*Trecho fornecido:*
A fisioterapeuta Thania Loiola Cordeiro Abi Rached, membro da SBH e doutora pela Faculdade de Medicina-USP Ribeirão Preto, ressalta que é preocupante o número de diagnósticos tardios no Brasil, quando a doença já está em estágio visível e avançado. “O paciente chega com deformações nos pés, mãos, face, orelhas, com mãos em forma de garras, pés caídos e perda de movimentos com incapacidade para o trabalho”.

Casos no Brasil

Segundo o Boletim Epidemiológico da Hanseníase 2022, 19.963 casos novos foram diagnosticados no Brasil de 2011 a 2020 com grau 2 de incapacidade física, ou seja, com sequelas irreversíveis e incapacitantes. O boletim do Ministério da Saúde fala em 7,1% de casos novos de hanseníase diagnosticados já com grau 2 em 2011 e 10% em 2020. O documento ressalta que a proporção de casos novos de hanseníase diagnosticados com grau 2 é um importante indicador de diagnóstico tardio no país.

“Embora cerca de 10 mil casos novos não tenham sido diagnosticados devido à pandemia nos últimos três anos, não voltamos aos números de 2019 com cerca de 30 mil novos casos ao ano – número este semelhante às notificações de HIV/AIDS”, explica o presidente da SBH. A entidade alerta para uma endemia oculta de hanseníase no país e ressalta que o número real de doentes seja três a cinco vezes maior. Também é preocupante o número de casos em menores de 15 anos, o que indica contato da criança ainda muito nova com o Bacilo de Hansen.

Diagnóstico e tratamento

O diagnóstico precisa ser feito quando o paciente tem as primeiras manifestações como formigamentos ou dormências no corpo que, associados a outros sinais característicos, compõem o diagnóstico da hanseníase em exame clínico.

Exames de laboratório são capazes de detectar o bacilo em apenas 50% dos casos; os outros 50% apresentam sinais e sintomas que dependem de treinamento profissional para serem identificados. O exame clínico é suficiente. O Brasil recebe a medicação da OMS e o tratamento é gratuito nas unidades de saúde do SUS.

Mais um problema que agrava este cenário é que a hanseníase é tratada com uma combinação de medicamentos conhecida como poliquimioterapia, porém os antibióticos usados no Brasil e no mundo já têm mais de 40 anos e o país apresenta um número preocupante de casos de resistência do bacilo por falência de tratamento (paciente continua com bacilos vivos mesmo após concluir o tratamento) ou recidivas (volta da doença tempos depois da alta médica). O Brasil tem estrutura e tecnologia para produção de medicamentos mais modernos e de custo acessível.

Por que a doença é negligenciada?

Lamentavelmente, a hanseníase está entre as doenças com pouco interesse da indústria farmacêutica. Além disso, as escolas das áreas de saúde têm diminuído significativamente o tempo dedicado ao ensino da hanseníase, formando profissionais despreparados e inseguros para fazer diagnóstico. O tema não é tratado nas escolas como ocorreu até os anos 1990.

*Trabalho a fazer:*
a) Diga se cada afirmação concorda com o trecho sobre hanseníase. Responda sim ou não e cite as palavras exatas do trecho que decidem a resposta. (i) Os exames de laboratório detectam o bacilo em apenas metade dos casos. (ii) O paciente paga pelo tratamento nas unidades de saúde do SUS. (iii) Os antibióticos usados na poliquimioterapia têm menos de 20 anos.
b) Repita, sem mudar nada, tudo o que vai de "Exames de laboratório" até "doença é negligenciada?" no trecho sobre hanseníase.

*Material fornecido:*
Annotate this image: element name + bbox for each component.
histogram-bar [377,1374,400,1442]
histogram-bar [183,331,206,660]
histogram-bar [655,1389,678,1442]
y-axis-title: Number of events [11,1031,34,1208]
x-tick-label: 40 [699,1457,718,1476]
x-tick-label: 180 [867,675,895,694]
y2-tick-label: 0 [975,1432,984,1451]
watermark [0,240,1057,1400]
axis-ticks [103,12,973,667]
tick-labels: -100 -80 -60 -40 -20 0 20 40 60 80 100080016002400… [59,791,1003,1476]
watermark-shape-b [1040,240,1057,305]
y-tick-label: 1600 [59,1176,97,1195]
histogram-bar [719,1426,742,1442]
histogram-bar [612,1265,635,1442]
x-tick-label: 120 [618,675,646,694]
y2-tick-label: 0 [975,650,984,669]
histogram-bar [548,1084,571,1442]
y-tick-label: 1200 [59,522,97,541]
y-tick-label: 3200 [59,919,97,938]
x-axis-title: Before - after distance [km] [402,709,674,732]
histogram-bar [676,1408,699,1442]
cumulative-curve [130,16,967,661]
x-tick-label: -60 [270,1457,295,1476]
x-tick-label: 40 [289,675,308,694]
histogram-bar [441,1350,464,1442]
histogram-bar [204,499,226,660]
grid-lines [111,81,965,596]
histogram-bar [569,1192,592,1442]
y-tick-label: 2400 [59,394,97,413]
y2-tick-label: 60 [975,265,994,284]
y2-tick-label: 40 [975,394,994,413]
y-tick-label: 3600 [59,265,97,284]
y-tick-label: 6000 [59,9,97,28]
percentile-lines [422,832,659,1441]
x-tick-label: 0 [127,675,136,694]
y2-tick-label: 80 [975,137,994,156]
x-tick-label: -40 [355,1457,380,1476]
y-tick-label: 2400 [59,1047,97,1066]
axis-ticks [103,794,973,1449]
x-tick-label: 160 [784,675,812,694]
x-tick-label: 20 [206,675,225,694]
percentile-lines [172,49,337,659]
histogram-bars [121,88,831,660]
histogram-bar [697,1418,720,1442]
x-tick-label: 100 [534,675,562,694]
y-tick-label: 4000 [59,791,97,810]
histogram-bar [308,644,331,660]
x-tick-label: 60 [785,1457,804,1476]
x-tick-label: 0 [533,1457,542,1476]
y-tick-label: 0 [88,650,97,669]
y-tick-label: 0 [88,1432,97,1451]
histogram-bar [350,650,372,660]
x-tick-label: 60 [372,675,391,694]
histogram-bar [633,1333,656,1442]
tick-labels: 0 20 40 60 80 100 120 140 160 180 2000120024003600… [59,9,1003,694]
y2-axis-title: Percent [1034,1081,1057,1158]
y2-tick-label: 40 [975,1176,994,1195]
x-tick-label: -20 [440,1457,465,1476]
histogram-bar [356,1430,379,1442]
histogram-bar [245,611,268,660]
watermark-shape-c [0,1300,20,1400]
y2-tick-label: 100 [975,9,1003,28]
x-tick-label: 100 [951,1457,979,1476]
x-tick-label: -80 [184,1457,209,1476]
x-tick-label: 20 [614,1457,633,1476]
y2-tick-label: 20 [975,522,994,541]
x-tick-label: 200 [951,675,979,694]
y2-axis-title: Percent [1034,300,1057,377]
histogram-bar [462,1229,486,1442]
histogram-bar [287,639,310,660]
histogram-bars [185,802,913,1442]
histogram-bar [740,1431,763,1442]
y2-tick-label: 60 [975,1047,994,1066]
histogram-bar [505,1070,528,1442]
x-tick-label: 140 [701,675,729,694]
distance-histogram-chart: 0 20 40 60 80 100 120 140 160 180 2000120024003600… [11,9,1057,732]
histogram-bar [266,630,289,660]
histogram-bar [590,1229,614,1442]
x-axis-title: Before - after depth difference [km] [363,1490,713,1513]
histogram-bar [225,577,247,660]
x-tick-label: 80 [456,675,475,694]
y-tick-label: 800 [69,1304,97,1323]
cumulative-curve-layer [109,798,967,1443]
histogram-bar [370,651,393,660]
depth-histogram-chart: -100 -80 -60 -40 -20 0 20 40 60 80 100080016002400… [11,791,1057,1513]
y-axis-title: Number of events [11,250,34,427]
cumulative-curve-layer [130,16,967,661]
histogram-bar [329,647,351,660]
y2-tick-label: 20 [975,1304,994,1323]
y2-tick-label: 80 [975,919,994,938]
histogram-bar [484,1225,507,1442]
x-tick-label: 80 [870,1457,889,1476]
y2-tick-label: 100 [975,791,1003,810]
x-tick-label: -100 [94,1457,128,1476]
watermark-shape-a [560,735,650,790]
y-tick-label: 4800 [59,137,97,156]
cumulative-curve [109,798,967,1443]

*Conjunto de respostas:*
a)
(i) Sim: "Exames de laboratório são capazes de detectar o bacilo em apenas 50% dos casos".
(ii) Não: "o tratamento é gratuito nas unidades de saúde do SUS".
(iii) Não: "os antibióticos usados no Brasil e no mundo já têm mais de 40 anos".

b)
Exames de laboratório são capazes de detectar o bacilo em apenas 50% dos casos; os outros 50% apresentam sinais e sintomas que dependem de treinamento profissional para serem identificados. O exame clínico é suficiente. O Brasil recebe a medicação da OMS e o tratamento é gratuito nas unidades de saúde do SUS.

Mais um problema que agrava este cenário é que a hanseníase é tratada com uma combinação de medicamentos conhecida como poliquimioterapia, porém os antibióticos usados no Brasil e no mundo já têm mais de 40 anos e o país apresenta um número preocupante de casos de resistência do bacilo por falência de tratamento (paciente continua com bacilos vivos mesmo após concluir o tratamento) ou recidivas (volta da doença tempos depois da alta médica). O Brasil tem estrutura e tecnologia para produção de medicamentos mais modernos e de custo acessível.

Por que a doença é negligenciada?